=== SUPPLIED RECORDS ===
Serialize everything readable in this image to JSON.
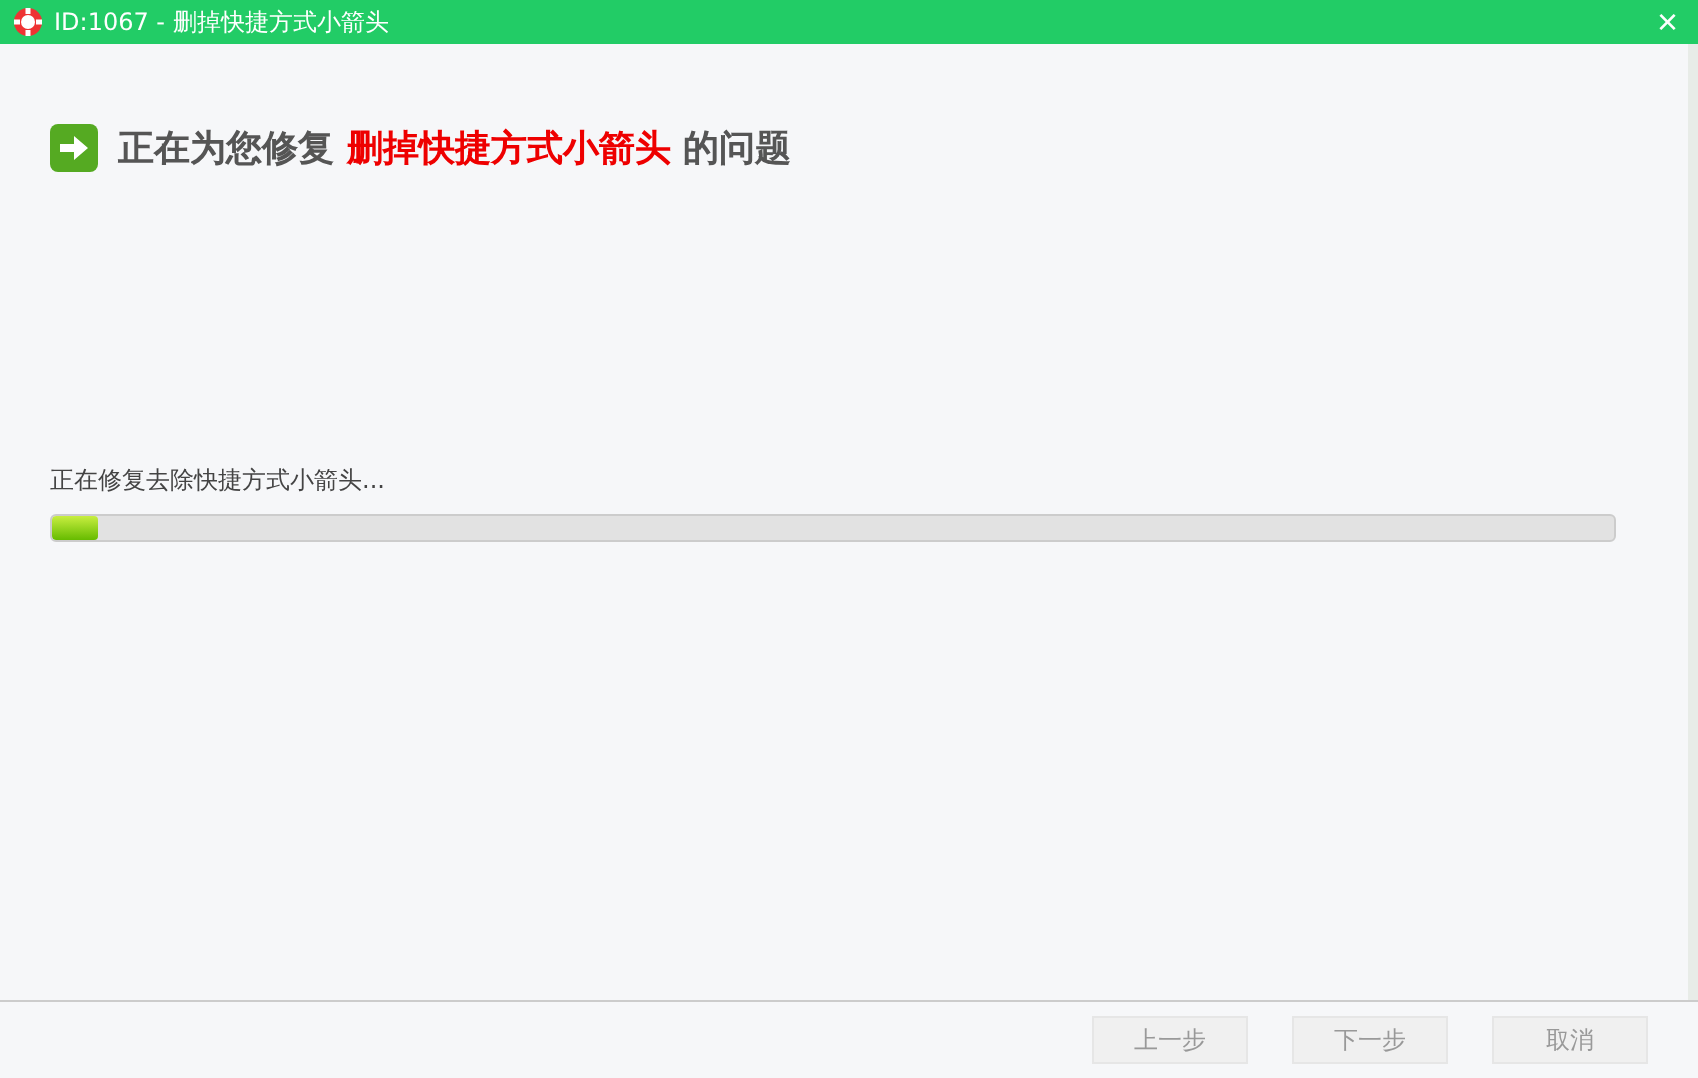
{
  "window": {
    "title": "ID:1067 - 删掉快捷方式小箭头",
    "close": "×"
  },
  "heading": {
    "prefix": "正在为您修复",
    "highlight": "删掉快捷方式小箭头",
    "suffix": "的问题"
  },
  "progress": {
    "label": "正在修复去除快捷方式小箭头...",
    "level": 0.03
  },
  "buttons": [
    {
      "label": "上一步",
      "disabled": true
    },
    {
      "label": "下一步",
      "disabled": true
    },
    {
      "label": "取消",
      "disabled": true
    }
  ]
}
===
=== SUPPLIED RECORDS ===
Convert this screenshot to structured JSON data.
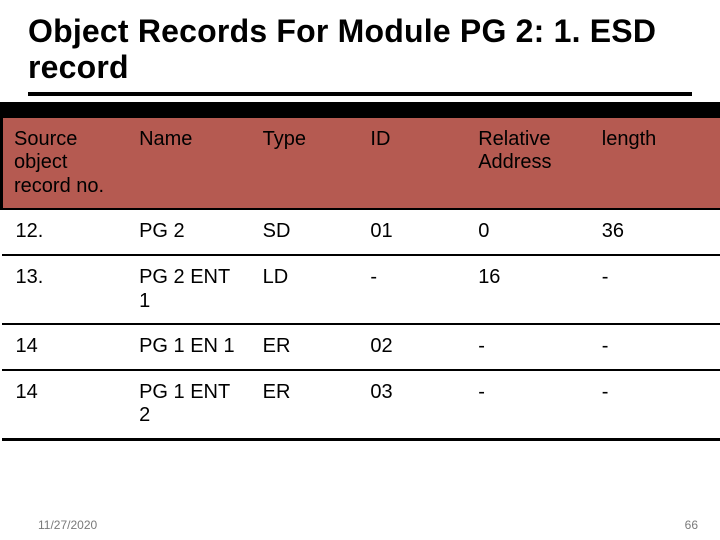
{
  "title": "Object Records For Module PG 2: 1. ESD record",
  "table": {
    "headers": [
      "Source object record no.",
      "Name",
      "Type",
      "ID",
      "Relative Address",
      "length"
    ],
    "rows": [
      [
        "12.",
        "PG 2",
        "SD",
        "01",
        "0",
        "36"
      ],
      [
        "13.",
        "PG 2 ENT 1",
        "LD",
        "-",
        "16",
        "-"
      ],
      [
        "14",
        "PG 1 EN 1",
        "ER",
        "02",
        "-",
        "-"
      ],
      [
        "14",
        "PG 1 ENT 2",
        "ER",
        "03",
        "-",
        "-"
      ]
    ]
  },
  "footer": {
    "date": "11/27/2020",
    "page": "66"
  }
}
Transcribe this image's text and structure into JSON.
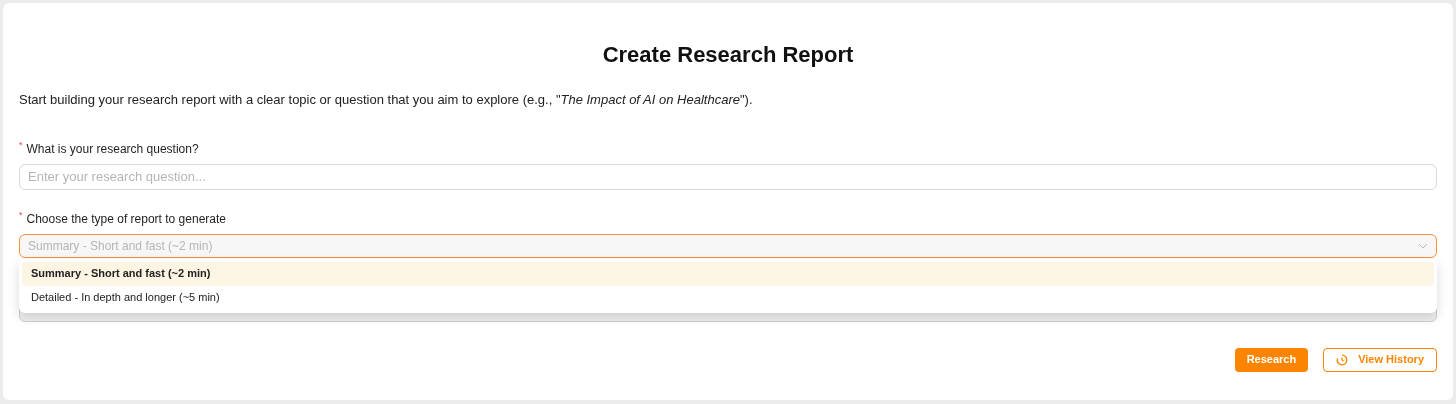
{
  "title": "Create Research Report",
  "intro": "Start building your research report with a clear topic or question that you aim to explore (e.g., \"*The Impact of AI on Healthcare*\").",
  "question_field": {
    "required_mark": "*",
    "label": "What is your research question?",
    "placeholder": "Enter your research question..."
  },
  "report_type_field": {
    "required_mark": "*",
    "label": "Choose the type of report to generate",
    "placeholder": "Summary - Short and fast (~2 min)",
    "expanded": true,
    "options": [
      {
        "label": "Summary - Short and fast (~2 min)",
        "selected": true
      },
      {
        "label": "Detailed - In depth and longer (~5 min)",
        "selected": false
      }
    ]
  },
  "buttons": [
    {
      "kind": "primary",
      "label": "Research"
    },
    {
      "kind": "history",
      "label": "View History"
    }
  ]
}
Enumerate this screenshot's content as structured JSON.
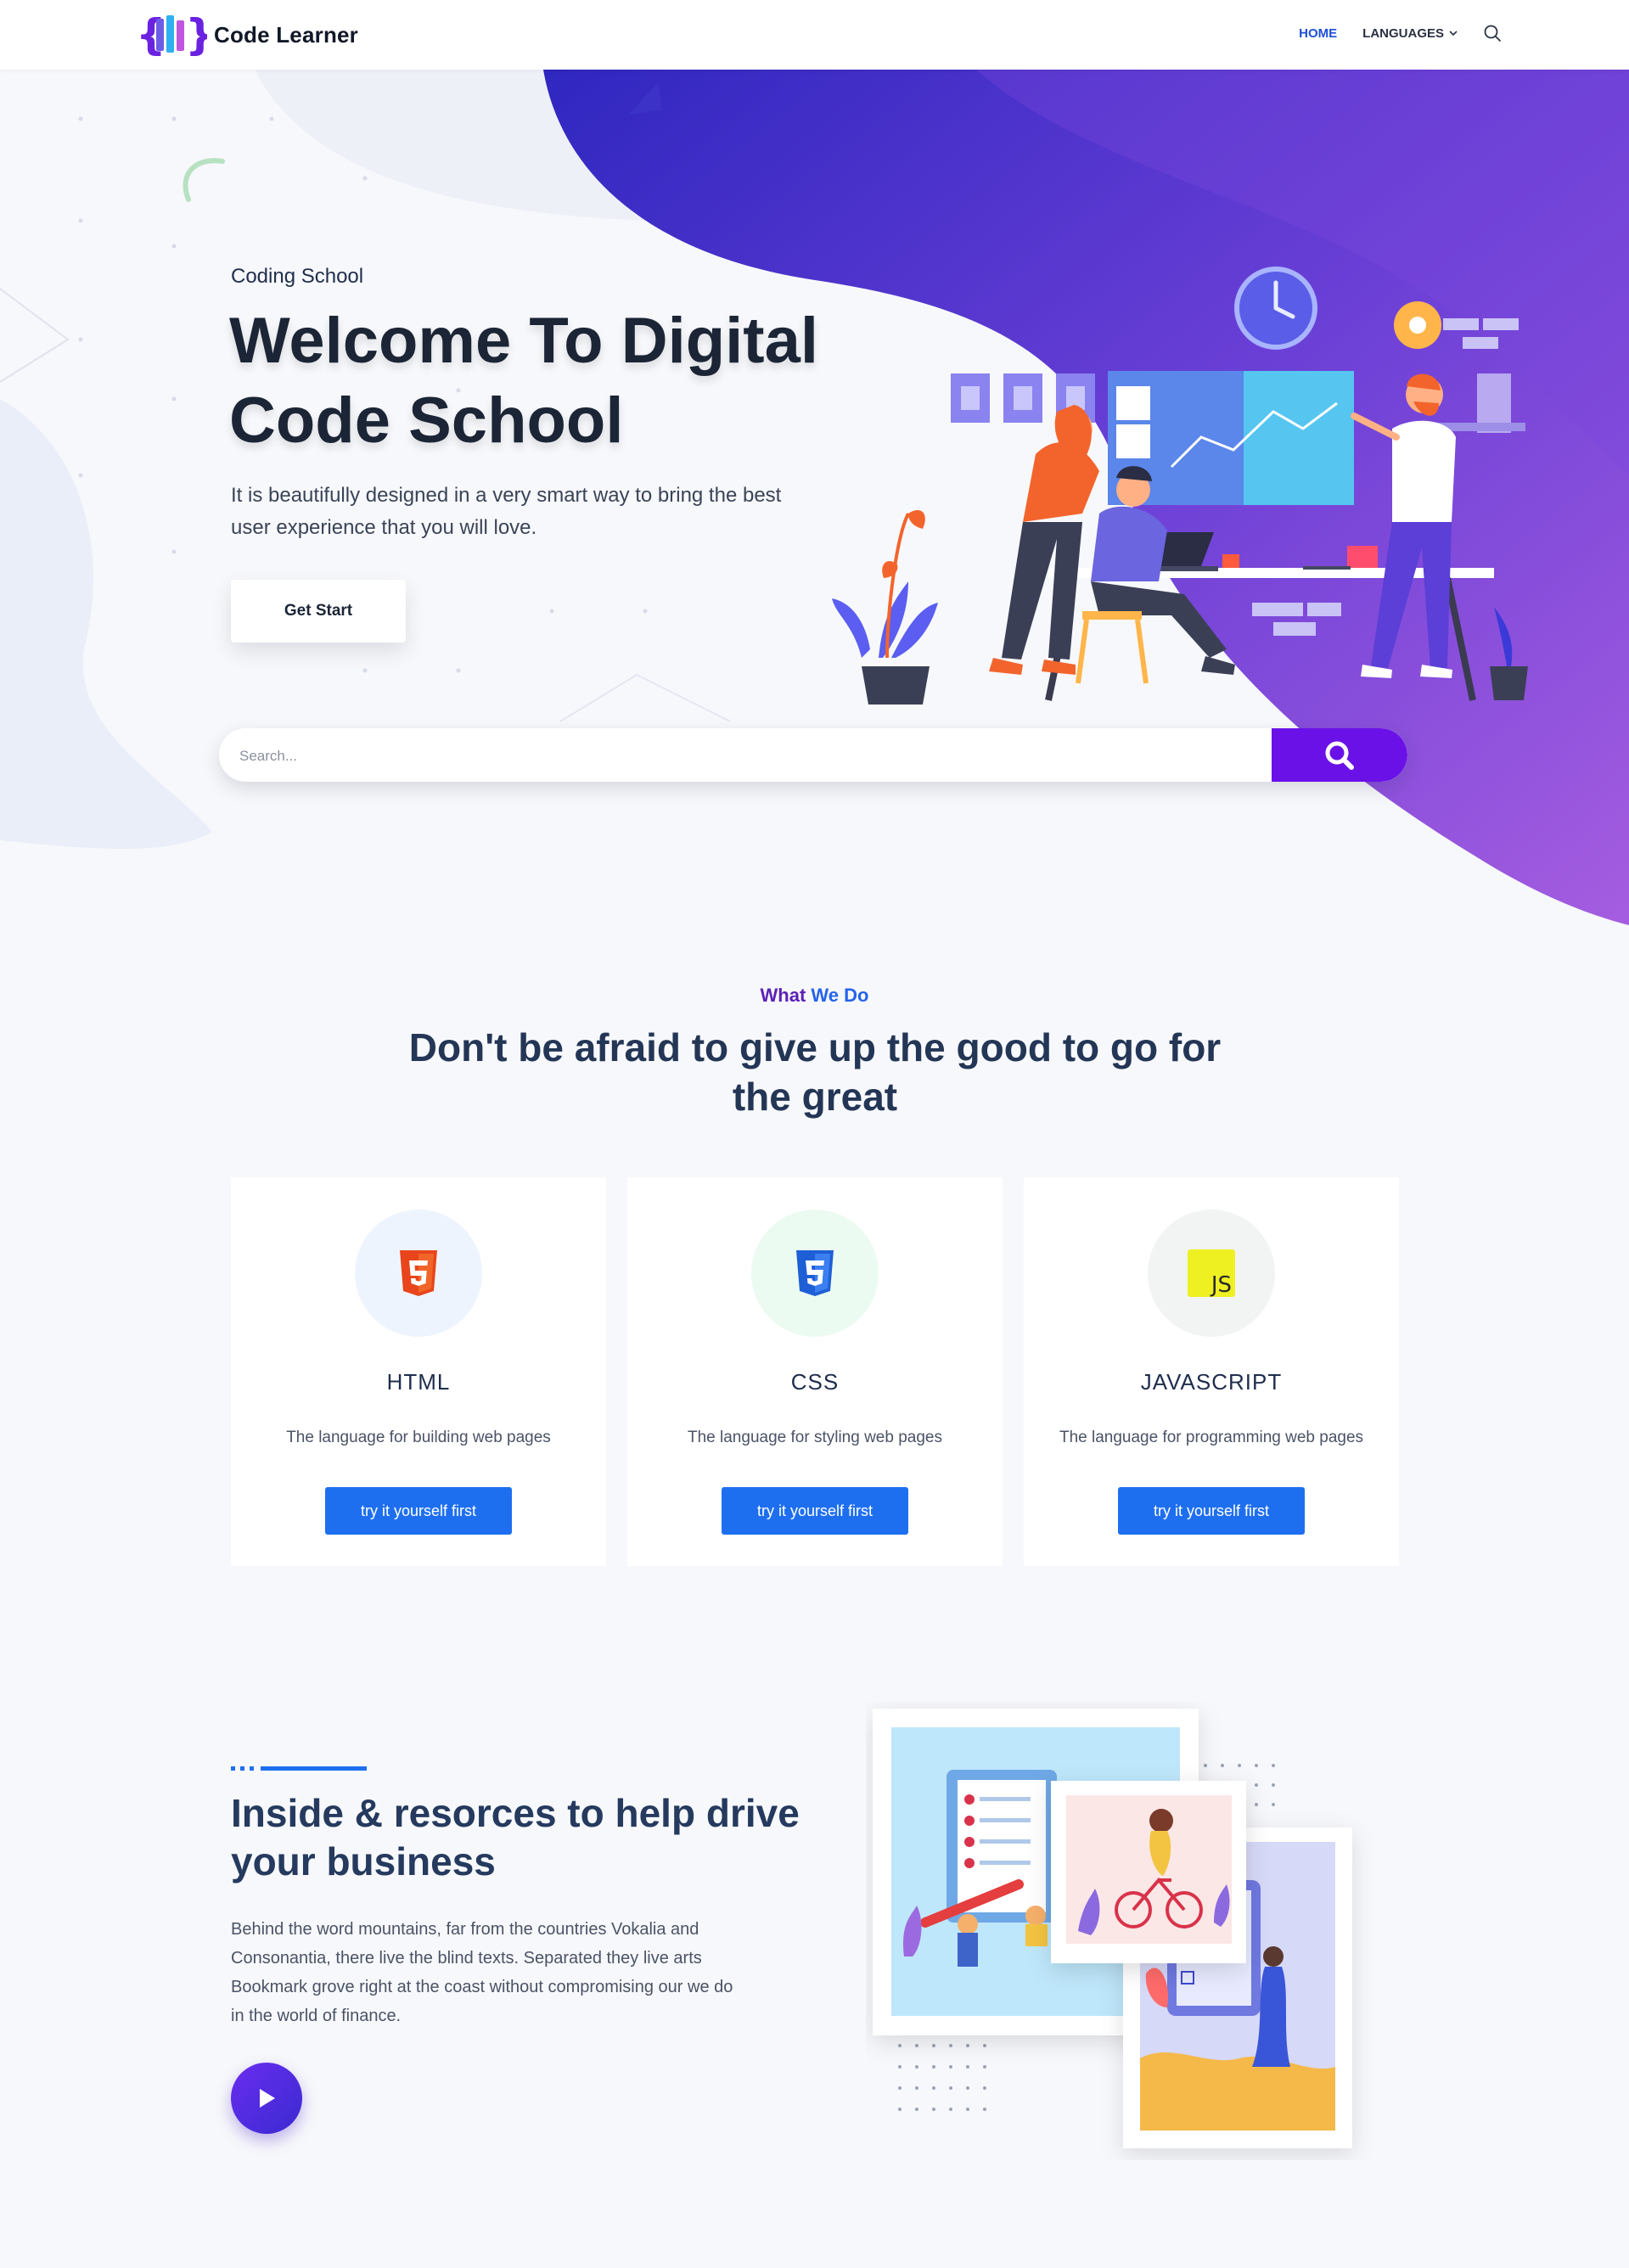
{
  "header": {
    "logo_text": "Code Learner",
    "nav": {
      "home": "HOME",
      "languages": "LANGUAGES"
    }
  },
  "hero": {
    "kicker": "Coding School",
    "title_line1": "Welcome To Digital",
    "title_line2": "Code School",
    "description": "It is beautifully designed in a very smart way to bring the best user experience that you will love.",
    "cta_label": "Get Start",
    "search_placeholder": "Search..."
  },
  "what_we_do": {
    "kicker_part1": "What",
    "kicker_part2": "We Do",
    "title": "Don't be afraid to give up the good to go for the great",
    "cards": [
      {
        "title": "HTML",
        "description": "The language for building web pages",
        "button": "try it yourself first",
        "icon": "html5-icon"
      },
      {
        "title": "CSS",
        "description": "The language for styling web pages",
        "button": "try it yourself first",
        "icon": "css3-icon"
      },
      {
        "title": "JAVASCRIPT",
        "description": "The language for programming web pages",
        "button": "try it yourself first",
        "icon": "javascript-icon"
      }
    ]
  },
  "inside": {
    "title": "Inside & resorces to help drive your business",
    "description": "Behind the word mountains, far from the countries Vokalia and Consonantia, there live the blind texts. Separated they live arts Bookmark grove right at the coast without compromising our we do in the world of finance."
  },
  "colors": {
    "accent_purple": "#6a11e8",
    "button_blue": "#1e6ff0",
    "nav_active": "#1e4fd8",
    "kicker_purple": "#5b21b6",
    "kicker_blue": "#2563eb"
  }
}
===
## WORK TO COMPLETE
In the listing, find all lines with the string "that" and copy them.

## PROBLEM SOLUTION
  "intro": "Start building your research report with a clear topic or question that you aim to explore (e.g., \"*The Impact of AI on Healthcare*\").",
    "description": "It is beautifully designed in a very smart way to bring the best user experience that you will love.",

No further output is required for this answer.